• [Stated task]
Only lines holding the word "Kamar" should be copied from the material.

━━━━━ Material provided

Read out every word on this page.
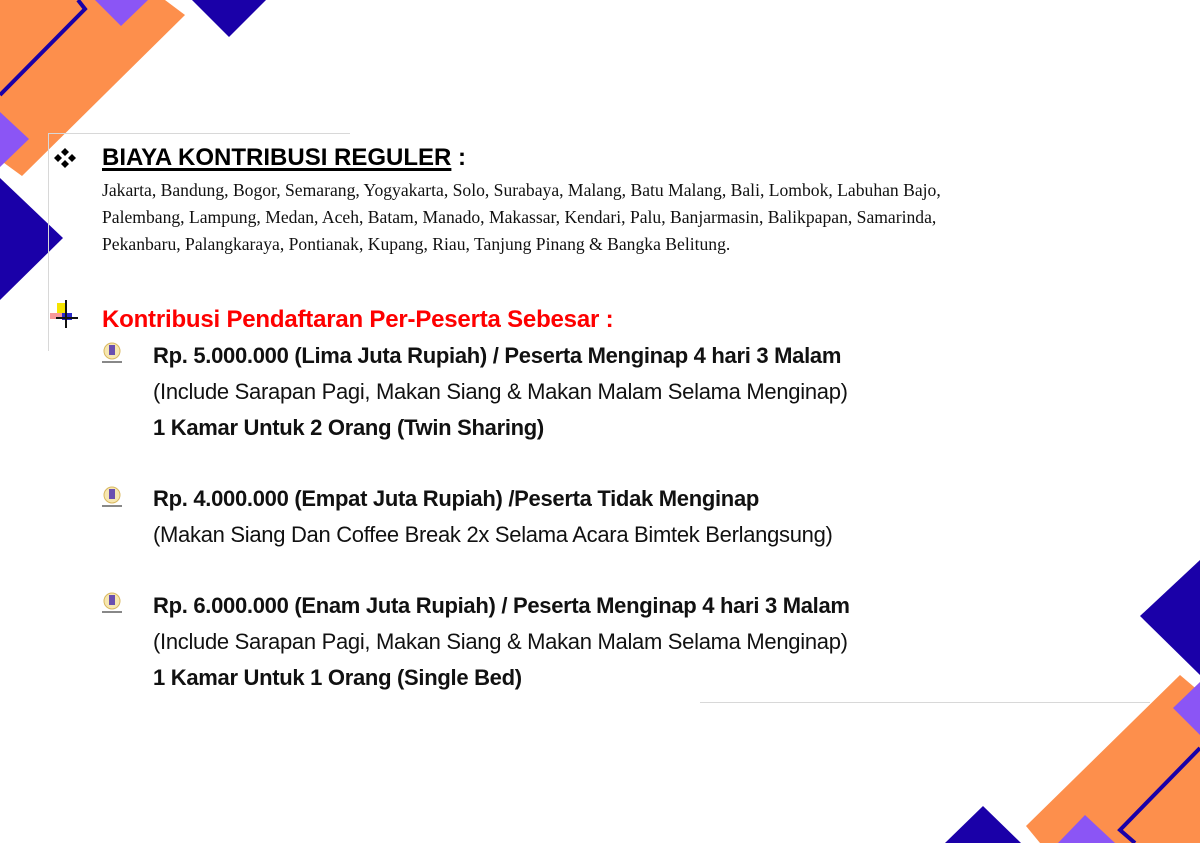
BIAYA KONTRIBUSI REGULER :
Jakarta, Bandung, Bogor, Semarang, Yogyakarta, Solo, Surabaya, Malang, Batu Malang, Bali, Lombok, Labuhan Bajo,
Palembang, Lampung, Medan, Aceh, Batam, Manado, Makassar, Kendari, Palu, Banjarmasin, Balikpapan, Samarinda,
Pekanbaru, Palangkaraya, Pontianak, Kupang, Riau, Tanjung Pinang & Bangka Belitung.
Kontribusi Pendaftaran Per-Peserta Sebesar :
Rp. 5.000.000 (Lima Juta Rupiah) / Peserta Menginap 4 hari 3 Malam
(Include Sarapan Pagi, Makan Siang & Makan Malam Selama Menginap)
1 Kamar Untuk 2 Orang (Twin Sharing)
Rp. 4.000.000 (Empat Juta Rupiah) /Peserta Tidak Menginap
(Makan Siang Dan Coffee Break 2x Selama Acara Bimtek Berlangsung)
Rp. 6.000.000 (Enam Juta Rupiah) / Peserta Menginap 4 hari 3 Malam
(Include Sarapan Pagi, Makan Siang & Makan Malam Selama Menginap)
1 Kamar Untuk 1 Orang (Single Bed)
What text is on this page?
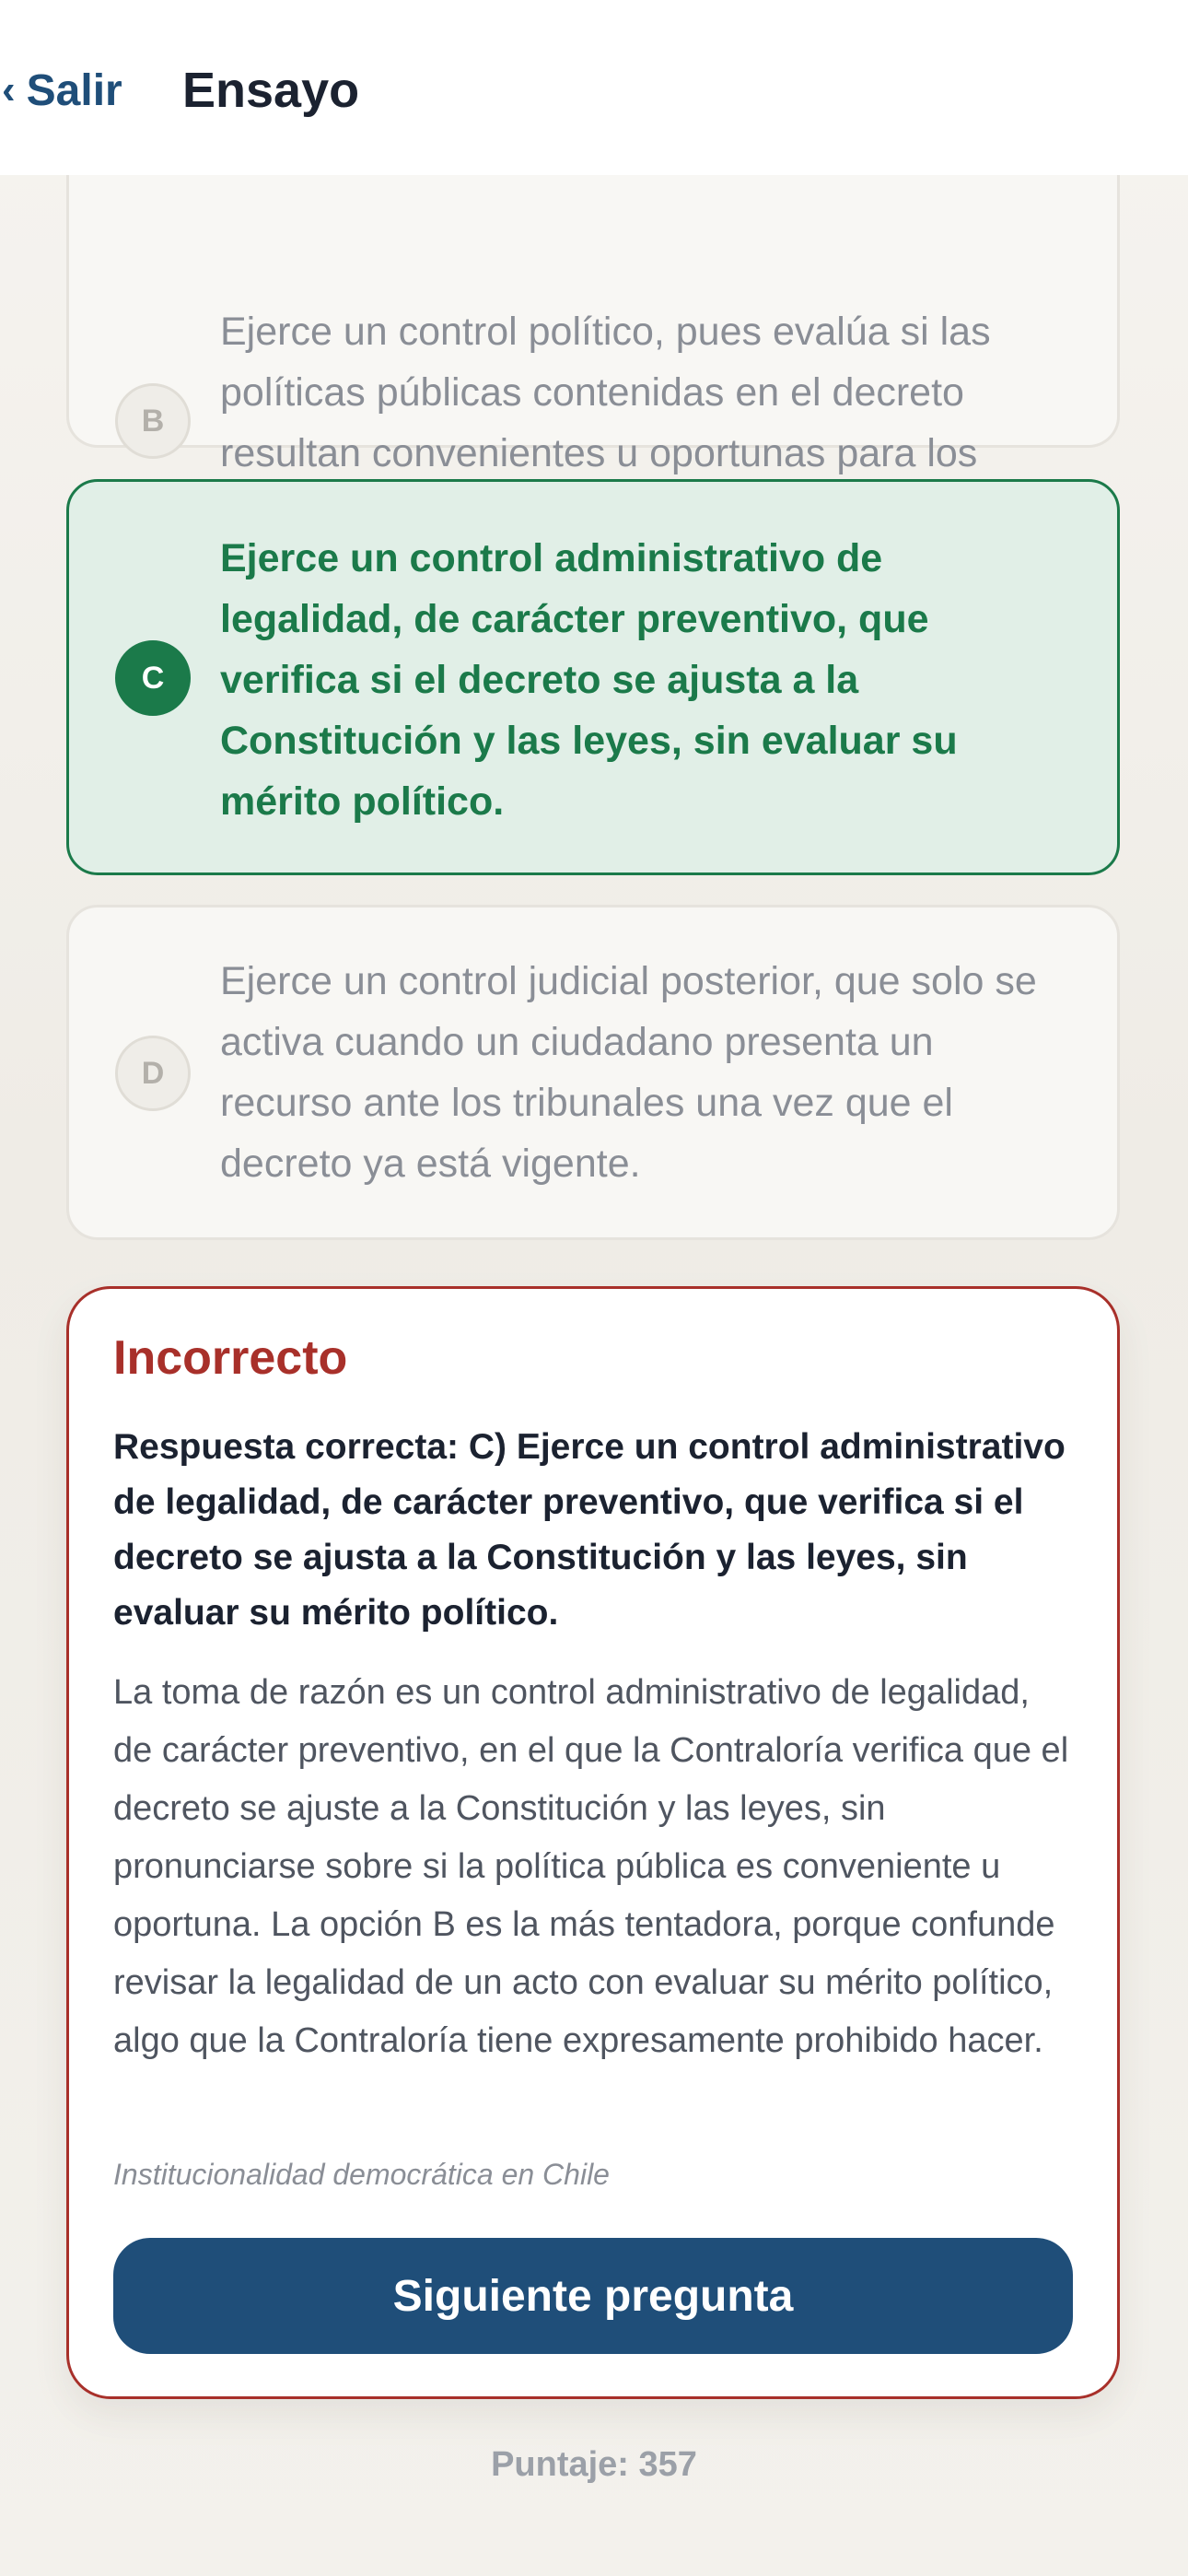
‹ Salir Ensayo
B
Ejerce un control político, pues evalúa si las políticas públicas contenidas en el decreto resultan convenientes u oportunas para los
C
Ejerce un control administrativo de legalidad, de carácter preventivo, que verifica si el decreto se ajusta a la Constitución y las leyes, sin evaluar su mérito político.
D
Ejerce un control judicial posterior, que solo se activa cuando un ciudadano presenta un recurso ante los tribunales una vez que el decreto ya está vigente.
Incorrecto
Respuesta correcta: C) Ejerce un control administrativo de legalidad, de carácter preventivo, que verifica si el decreto se ajusta a la Constitución y las leyes, sin evaluar su mérito político.
La toma de razón es un control administrativo de legalidad, de carácter preventivo, en el que la Contraloría verifica que el decreto se ajuste a la Constitución y las leyes, sin pronunciarse sobre si la política pública es conveniente u oportuna. La opción B es la más tentadora, porque confunde revisar la legalidad de un acto con evaluar su mérito político, algo que la Contraloría tiene expresamente prohibido hacer.
Institucionalidad democrática en Chile
Siguiente pregunta
Puntaje: 357
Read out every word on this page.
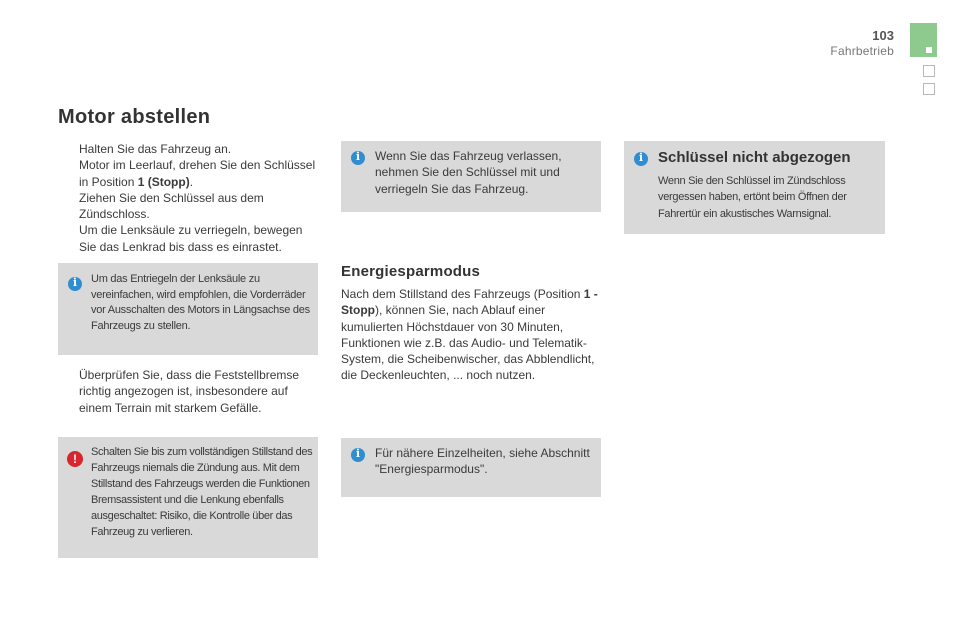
103
Fahrbetrieb
Motor abstellen
Halten Sie das Fahrzeug an.
Motor im Leerlauf, drehen Sie den Schlüssel in Position 1 (Stopp).
Ziehen Sie den Schlüssel aus dem Zündschloss.
Um die Lenksäule zu verriegeln, bewegen Sie das Lenkrad bis dass es einrastet.
i
Um das Entriegeln der Lenksäule zu vereinfachen, wird empfohlen, die Vorderräder vor Ausschalten des Motors in Längsachse des Fahrzeugs zu stellen.
Überprüfen Sie, dass die Feststellbremse richtig angezogen ist, insbesondere auf einem Terrain mit starkem Gefälle.
!
Schalten Sie bis zum vollständigen Stillstand des Fahrzeugs niemals die Zündung aus. Mit dem Stillstand des Fahrzeugs werden die Funktionen Bremsassistent und die Lenkung ebenfalls ausgeschaltet: Risiko, die Kontrolle über das Fahrzeug zu verlieren.
i
Wenn Sie das Fahrzeug verlassen, nehmen Sie den Schlüssel mit und verriegeln Sie das Fahrzeug.
Energiesparmodus

Nach dem Stillstand des Fahrzeugs (Position 1 - Stopp), können Sie, nach Ablauf einer kumulierten Höchstdauer von 30 Minuten, Funktionen wie z.B. das Audio- und Telematik-System, die Scheibenwischer, das Abblendlicht, die Deckenleuchten, ... noch nutzen.

i
Für nähere Einzelheiten, siehe Abschnitt "Energiesparmodus".
i
Schlüssel nicht abgezogen
Wenn Sie den Schlüssel im Zündschloss vergessen haben, ertönt beim Öffnen der Fahrertür ein akustisches Warnsignal.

━━━━━━━━━━

• [Result of this exercise]
1 Kamar Untuk 2 Orang (Twin Sharing)
1 Kamar Untuk 1 Orang (Single Bed)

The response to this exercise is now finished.